▶ Task brief:
Go through the lines below and copy each one that holds the string "Search".

▶ Records to use:
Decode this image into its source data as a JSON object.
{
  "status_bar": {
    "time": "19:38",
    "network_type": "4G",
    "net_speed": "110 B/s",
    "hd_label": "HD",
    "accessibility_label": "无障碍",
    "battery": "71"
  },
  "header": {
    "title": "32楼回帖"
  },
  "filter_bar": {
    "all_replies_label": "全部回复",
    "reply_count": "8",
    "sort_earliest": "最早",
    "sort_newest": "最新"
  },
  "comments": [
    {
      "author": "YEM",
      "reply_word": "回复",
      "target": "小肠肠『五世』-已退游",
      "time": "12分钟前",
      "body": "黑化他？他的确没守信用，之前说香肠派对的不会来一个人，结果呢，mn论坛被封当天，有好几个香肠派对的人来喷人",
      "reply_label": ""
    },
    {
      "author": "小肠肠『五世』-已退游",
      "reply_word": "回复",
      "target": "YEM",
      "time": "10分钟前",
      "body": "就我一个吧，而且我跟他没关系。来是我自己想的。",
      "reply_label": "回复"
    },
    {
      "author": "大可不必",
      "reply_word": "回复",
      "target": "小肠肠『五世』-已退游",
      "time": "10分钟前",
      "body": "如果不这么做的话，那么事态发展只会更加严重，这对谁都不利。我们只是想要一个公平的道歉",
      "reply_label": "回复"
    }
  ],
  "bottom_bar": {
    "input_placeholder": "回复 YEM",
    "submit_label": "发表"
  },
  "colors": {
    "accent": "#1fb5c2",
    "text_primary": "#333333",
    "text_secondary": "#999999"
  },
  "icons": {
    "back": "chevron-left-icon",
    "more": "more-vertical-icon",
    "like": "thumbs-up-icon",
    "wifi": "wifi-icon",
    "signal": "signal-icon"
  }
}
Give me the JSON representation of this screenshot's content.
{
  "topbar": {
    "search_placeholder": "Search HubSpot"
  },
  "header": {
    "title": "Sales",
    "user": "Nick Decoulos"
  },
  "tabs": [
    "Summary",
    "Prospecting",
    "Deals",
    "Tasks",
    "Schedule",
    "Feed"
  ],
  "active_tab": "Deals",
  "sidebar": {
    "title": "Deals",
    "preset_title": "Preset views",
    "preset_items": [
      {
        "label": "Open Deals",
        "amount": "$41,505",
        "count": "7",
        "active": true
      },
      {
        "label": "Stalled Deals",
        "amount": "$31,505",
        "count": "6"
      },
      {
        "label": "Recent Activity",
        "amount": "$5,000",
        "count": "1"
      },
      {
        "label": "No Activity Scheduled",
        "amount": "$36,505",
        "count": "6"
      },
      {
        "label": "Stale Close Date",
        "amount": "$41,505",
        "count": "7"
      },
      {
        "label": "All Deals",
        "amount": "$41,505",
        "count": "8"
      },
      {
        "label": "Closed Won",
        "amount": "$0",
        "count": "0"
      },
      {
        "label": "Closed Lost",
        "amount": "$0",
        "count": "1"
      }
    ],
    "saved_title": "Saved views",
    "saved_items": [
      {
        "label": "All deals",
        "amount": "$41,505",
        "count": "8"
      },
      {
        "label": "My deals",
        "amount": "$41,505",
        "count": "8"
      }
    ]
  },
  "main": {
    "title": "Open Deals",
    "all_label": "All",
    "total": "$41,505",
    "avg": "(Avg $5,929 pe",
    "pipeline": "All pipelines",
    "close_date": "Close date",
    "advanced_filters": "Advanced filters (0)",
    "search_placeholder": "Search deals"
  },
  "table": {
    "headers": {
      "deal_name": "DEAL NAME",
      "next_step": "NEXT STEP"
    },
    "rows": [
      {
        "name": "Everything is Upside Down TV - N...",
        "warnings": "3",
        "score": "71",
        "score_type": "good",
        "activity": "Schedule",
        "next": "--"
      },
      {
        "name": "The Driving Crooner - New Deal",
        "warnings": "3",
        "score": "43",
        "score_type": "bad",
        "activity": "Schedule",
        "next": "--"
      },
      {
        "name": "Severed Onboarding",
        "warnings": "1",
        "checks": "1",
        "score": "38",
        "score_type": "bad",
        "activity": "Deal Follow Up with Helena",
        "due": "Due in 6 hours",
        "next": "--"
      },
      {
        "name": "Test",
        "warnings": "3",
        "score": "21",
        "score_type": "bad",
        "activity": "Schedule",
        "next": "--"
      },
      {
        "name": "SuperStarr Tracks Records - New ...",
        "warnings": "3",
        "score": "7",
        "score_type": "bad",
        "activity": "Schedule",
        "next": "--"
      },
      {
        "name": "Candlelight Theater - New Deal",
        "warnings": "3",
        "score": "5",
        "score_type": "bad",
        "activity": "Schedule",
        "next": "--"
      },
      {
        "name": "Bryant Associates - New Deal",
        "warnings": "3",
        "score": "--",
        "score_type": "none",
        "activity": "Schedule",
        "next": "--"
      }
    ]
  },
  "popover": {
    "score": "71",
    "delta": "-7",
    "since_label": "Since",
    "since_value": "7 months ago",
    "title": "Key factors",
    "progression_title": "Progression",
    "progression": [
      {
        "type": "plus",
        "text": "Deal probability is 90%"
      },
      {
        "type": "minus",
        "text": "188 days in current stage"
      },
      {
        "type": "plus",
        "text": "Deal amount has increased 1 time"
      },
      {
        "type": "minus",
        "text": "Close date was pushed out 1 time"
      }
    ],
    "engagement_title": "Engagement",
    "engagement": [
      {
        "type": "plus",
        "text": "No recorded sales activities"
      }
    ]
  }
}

▶ Correct response:
    "search_placeholder": "Search HubSpot"
    "search_placeholder": "Search deals"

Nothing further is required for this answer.